● **GOAL OF THE EXERCISE**
Review the listing and copy each line that holds the word "text".

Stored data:

────

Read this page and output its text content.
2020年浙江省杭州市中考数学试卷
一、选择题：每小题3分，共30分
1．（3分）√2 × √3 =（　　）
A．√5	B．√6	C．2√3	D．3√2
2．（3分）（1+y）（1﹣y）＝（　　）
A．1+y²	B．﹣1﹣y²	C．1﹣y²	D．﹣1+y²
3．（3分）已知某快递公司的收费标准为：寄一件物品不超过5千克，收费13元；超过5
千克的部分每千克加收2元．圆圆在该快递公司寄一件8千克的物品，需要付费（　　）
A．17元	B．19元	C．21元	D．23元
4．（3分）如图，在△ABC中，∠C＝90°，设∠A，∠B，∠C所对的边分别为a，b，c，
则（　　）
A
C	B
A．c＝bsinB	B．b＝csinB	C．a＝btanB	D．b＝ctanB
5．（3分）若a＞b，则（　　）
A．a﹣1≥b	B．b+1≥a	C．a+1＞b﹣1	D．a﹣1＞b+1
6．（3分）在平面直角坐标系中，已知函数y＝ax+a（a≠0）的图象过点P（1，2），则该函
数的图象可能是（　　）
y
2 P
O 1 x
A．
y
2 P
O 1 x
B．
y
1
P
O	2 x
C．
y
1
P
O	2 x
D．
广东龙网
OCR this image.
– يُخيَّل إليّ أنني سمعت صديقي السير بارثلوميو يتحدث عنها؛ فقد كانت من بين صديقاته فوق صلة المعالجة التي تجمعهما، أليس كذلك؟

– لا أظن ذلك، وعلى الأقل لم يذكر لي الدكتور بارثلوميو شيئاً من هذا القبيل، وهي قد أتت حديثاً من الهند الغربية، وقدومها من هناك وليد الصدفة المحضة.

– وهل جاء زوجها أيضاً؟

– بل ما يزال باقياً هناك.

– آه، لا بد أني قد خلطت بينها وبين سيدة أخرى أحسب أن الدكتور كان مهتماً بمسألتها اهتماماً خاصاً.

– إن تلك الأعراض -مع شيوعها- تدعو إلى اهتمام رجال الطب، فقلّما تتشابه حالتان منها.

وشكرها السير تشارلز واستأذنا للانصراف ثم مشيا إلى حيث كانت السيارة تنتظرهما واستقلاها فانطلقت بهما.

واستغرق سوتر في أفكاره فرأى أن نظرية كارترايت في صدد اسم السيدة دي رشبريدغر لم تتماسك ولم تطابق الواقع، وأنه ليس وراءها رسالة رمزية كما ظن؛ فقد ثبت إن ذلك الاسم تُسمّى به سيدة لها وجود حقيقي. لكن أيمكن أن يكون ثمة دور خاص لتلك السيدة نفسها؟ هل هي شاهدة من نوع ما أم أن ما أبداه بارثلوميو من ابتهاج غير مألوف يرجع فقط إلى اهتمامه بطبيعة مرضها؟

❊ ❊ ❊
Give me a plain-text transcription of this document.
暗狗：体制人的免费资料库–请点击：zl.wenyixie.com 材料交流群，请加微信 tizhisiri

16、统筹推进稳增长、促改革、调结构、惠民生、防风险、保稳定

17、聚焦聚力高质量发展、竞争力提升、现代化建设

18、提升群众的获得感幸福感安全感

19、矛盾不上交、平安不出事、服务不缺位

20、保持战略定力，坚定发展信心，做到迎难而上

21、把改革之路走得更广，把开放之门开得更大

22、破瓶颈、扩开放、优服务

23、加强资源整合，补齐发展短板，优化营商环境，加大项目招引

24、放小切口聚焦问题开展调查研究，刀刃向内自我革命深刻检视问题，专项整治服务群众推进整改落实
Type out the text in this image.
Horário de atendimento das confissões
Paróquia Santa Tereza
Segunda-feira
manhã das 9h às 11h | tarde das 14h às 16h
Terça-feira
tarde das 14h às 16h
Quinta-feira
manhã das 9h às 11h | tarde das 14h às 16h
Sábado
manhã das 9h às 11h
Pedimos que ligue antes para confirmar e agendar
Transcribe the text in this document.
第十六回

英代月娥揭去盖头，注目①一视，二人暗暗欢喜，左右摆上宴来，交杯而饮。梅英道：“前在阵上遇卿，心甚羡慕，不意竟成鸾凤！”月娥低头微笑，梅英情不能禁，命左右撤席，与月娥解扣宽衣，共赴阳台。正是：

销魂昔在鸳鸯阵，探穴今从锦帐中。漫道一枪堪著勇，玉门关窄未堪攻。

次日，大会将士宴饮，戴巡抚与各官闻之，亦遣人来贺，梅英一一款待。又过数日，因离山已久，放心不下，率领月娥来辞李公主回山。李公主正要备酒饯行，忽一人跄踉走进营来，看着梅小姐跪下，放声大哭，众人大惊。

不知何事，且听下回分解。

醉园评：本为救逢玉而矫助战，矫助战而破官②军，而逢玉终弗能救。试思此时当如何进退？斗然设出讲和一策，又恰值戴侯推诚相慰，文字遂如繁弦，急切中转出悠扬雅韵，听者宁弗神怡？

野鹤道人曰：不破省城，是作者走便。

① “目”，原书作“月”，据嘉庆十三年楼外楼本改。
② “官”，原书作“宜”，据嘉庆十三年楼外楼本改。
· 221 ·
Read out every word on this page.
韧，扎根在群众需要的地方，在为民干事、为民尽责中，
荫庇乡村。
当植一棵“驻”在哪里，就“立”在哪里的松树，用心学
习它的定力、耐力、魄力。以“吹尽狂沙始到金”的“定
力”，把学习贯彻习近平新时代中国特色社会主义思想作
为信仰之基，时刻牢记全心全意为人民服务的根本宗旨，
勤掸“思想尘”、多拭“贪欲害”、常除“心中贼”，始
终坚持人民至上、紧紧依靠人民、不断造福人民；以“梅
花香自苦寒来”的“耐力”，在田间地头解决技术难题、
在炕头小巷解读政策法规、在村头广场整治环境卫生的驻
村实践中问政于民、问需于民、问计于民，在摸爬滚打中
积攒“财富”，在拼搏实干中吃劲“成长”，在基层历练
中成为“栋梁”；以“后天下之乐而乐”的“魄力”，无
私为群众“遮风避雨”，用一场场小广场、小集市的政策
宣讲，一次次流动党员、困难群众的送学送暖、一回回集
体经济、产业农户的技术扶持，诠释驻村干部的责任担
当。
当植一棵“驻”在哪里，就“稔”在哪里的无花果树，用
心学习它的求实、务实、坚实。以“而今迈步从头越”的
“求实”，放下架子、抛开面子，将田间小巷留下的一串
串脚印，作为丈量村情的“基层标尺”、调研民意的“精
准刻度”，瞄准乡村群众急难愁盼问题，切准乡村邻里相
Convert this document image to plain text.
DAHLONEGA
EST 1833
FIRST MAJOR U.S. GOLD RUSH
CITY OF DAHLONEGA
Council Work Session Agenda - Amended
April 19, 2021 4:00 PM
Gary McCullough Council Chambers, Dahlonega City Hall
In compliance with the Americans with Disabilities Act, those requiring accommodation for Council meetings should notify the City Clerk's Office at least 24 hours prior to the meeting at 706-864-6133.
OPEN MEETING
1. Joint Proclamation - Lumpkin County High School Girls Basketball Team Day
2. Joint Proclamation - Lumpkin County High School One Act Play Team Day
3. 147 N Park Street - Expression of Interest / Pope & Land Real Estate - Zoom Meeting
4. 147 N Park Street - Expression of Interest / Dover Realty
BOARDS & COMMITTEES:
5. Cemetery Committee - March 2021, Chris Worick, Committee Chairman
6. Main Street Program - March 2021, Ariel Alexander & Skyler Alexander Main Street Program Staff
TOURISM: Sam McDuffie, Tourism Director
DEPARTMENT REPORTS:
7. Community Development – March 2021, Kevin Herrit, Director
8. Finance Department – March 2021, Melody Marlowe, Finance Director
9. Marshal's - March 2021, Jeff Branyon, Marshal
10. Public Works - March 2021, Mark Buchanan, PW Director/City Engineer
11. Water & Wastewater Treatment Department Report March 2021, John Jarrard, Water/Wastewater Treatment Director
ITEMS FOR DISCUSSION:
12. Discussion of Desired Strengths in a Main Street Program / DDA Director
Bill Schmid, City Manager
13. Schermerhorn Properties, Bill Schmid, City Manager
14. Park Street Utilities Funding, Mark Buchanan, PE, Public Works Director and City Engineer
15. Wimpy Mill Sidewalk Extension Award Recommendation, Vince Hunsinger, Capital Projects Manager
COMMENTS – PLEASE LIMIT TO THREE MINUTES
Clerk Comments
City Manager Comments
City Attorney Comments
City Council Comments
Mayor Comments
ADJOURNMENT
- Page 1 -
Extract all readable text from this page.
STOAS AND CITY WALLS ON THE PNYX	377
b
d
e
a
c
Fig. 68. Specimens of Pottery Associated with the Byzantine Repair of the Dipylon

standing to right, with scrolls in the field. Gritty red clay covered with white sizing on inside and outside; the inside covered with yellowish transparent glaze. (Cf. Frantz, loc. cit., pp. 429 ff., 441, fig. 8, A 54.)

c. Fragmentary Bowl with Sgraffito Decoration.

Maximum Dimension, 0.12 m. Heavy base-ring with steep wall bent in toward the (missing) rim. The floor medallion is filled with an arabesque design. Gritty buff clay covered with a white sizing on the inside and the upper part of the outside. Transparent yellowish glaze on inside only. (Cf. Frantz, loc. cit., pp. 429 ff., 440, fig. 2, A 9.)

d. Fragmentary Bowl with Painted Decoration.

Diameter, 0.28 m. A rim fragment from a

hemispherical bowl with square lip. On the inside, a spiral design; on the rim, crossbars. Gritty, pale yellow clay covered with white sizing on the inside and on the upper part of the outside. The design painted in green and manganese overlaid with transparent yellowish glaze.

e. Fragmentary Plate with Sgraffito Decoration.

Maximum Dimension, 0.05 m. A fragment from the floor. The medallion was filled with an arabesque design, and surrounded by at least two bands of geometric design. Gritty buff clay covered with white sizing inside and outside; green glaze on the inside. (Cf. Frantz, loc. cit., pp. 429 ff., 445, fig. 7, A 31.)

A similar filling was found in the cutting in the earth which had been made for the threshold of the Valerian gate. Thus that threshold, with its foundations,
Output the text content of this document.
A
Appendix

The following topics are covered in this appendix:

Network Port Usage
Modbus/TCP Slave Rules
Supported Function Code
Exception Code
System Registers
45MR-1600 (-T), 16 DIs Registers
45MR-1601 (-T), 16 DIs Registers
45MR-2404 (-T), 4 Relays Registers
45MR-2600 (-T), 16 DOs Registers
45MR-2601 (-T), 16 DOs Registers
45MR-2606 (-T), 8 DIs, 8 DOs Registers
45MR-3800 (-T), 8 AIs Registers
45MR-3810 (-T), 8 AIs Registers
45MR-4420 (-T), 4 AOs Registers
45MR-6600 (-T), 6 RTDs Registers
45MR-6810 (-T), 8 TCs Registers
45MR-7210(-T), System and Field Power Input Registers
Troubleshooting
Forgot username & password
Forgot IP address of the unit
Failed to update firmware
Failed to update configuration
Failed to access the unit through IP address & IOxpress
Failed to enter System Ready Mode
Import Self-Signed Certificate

────

● **RESULT FOR THIS TASK**
Read this page and output its text content.
Give me a plain-text transcription of this document.
Type out the text in this image.
Transcribe the text in this document.
Convert this document image to plain text.
Extract all readable text from this page.
Output the text content of this document.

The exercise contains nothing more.